* _WORK TO DO_: Would you set down every entry shown below, precisely as written?

Collected data:
━━━━━━━━━━━━━━━━━━━━
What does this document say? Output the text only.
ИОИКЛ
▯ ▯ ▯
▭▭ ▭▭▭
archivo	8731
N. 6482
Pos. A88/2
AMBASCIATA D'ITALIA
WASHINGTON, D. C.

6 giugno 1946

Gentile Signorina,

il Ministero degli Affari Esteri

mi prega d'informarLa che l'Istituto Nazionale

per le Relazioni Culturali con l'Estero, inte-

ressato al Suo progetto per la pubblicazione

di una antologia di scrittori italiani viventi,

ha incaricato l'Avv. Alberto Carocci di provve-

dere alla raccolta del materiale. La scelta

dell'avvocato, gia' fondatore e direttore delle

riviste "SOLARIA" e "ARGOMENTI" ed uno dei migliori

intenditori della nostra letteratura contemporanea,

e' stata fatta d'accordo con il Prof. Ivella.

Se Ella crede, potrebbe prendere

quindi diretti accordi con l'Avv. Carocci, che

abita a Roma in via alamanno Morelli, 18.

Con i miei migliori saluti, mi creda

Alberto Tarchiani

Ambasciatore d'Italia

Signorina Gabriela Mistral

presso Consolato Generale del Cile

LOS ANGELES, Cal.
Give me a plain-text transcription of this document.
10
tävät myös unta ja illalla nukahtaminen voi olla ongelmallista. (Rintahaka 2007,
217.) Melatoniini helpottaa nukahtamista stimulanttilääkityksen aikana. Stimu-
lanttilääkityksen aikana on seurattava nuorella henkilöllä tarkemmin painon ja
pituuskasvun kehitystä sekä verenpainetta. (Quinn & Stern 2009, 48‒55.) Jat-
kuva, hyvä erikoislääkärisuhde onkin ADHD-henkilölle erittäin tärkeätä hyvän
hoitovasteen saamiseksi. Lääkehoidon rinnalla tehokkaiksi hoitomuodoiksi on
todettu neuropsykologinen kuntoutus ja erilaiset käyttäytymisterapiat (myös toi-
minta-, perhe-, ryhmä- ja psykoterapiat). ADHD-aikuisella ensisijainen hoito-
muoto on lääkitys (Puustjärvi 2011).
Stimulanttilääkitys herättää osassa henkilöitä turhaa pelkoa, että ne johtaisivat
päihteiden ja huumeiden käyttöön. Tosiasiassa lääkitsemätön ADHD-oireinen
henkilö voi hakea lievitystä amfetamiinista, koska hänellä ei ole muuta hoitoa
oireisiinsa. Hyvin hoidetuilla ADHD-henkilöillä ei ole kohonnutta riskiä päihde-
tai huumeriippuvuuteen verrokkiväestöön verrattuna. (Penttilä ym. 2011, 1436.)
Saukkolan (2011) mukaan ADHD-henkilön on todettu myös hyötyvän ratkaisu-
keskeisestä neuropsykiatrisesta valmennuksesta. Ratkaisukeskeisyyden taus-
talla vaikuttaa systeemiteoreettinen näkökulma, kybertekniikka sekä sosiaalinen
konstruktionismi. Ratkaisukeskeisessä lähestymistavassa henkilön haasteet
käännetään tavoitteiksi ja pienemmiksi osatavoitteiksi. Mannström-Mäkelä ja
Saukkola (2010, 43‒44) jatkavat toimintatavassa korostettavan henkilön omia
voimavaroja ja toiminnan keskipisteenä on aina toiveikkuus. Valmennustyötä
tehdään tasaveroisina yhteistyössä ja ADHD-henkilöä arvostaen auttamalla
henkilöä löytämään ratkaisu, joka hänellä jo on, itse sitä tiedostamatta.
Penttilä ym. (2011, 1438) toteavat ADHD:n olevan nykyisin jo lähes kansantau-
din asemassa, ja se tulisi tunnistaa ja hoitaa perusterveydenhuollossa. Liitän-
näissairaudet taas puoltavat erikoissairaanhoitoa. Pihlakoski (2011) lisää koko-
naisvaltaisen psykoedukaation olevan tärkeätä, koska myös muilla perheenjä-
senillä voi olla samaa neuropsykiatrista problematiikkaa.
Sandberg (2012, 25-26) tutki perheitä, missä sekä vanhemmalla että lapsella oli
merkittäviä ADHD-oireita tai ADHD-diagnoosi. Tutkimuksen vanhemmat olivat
━━━━━━━━━━━━━━━━━━━━
* _WRITTEN ANSWER_:
What does this document say? Output the text only.
ИОИКЛ
▯ ▯ ▯
▭▭ ▭▭▭
archivo	8731
N. 6482
Pos. A88/2
AMBASCIATA D'ITALIA
WASHINGTON, D. C.

6 giugno 1946

Gentile Signorina,

il Ministero degli Affari Esteri

mi prega d'informarLa che l'Istituto Nazionale

per le Relazioni Culturali con l'Estero, inte-

ressato al Suo progetto per la pubblicazione

di una antologia di scrittori italiani viventi,

ha incaricato l'Avv. Alberto Carocci di provve-

dere alla raccolta del materiale. La scelta

dell'avvocato, gia' fondatore e direttore delle

riviste "SOLARIA" e "ARGOMENTI" ed uno dei migliori

intenditori della nostra letteratura contemporanea,

e' stata fatta d'accordo con il Prof. Ivella.

Se Ella crede, potrebbe prendere

quindi diretti accordi con l'Avv. Carocci, che

abita a Roma in via alamanno Morelli, 18.

Con i miei migliori saluti, mi creda

Alberto Tarchiani

Ambasciatore d'Italia

Signorina Gabriela Mistral

presso Consolato Generale del Cile

LOS ANGELES, Cal.
Give me a plain-text transcription of this document.
10
tävät myös unta ja illalla nukahtaminen voi olla ongelmallista. (Rintahaka 2007,
217.) Melatoniini helpottaa nukahtamista stimulanttilääkityksen aikana. Stimu-
lanttilääkityksen aikana on seurattava nuorella henkilöllä tarkemmin painon ja
pituuskasvun kehitystä sekä verenpainetta. (Quinn & Stern 2009, 48‒55.) Jat-
kuva, hyvä erikoislääkärisuhde onkin ADHD-henkilölle erittäin tärkeätä hyvän
hoitovasteen saamiseksi. Lääkehoidon rinnalla tehokkaiksi hoitomuodoiksi on
todettu neuropsykologinen kuntoutus ja erilaiset käyttäytymisterapiat (myös toi-
minta-, perhe-, ryhmä- ja psykoterapiat). ADHD-aikuisella ensisijainen hoito-
muoto on lääkitys (Puustjärvi 2011).
Stimulanttilääkitys herättää osassa henkilöitä turhaa pelkoa, että ne johtaisivat
päihteiden ja huumeiden käyttöön. Tosiasiassa lääkitsemätön ADHD-oireinen
henkilö voi hakea lievitystä amfetamiinista, koska hänellä ei ole muuta hoitoa
oireisiinsa. Hyvin hoidetuilla ADHD-henkilöillä ei ole kohonnutta riskiä päihde-
tai huumeriippuvuuteen verrokkiväestöön verrattuna. (Penttilä ym. 2011, 1436.)
Saukkolan (2011) mukaan ADHD-henkilön on todettu myös hyötyvän ratkaisu-
keskeisestä neuropsykiatrisesta valmennuksesta. Ratkaisukeskeisyyden taus-
talla vaikuttaa systeemiteoreettinen näkökulma, kybertekniikka sekä sosiaalinen
konstruktionismi. Ratkaisukeskeisessä lähestymistavassa henkilön haasteet
käännetään tavoitteiksi ja pienemmiksi osatavoitteiksi. Mannström-Mäkelä ja
Saukkola (2010, 43‒44) jatkavat toimintatavassa korostettavan henkilön omia
voimavaroja ja toiminnan keskipisteenä on aina toiveikkuus. Valmennustyötä
tehdään tasaveroisina yhteistyössä ja ADHD-henkilöä arvostaen auttamalla
henkilöä löytämään ratkaisu, joka hänellä jo on, itse sitä tiedostamatta.
Penttilä ym. (2011, 1438) toteavat ADHD:n olevan nykyisin jo lähes kansantau-
din asemassa, ja se tulisi tunnistaa ja hoitaa perusterveydenhuollossa. Liitän-
näissairaudet taas puoltavat erikoissairaanhoitoa. Pihlakoski (2011) lisää koko-
naisvaltaisen psykoedukaation olevan tärkeätä, koska myös muilla perheenjä-
senillä voi olla samaa neuropsykiatrista problematiikkaa.
Sandberg (2012, 25-26) tutki perheitä, missä sekä vanhemmalla että lapsella oli
merkittäviä ADHD-oireita tai ADHD-diagnoosi. Tutkimuksen vanhemmat olivat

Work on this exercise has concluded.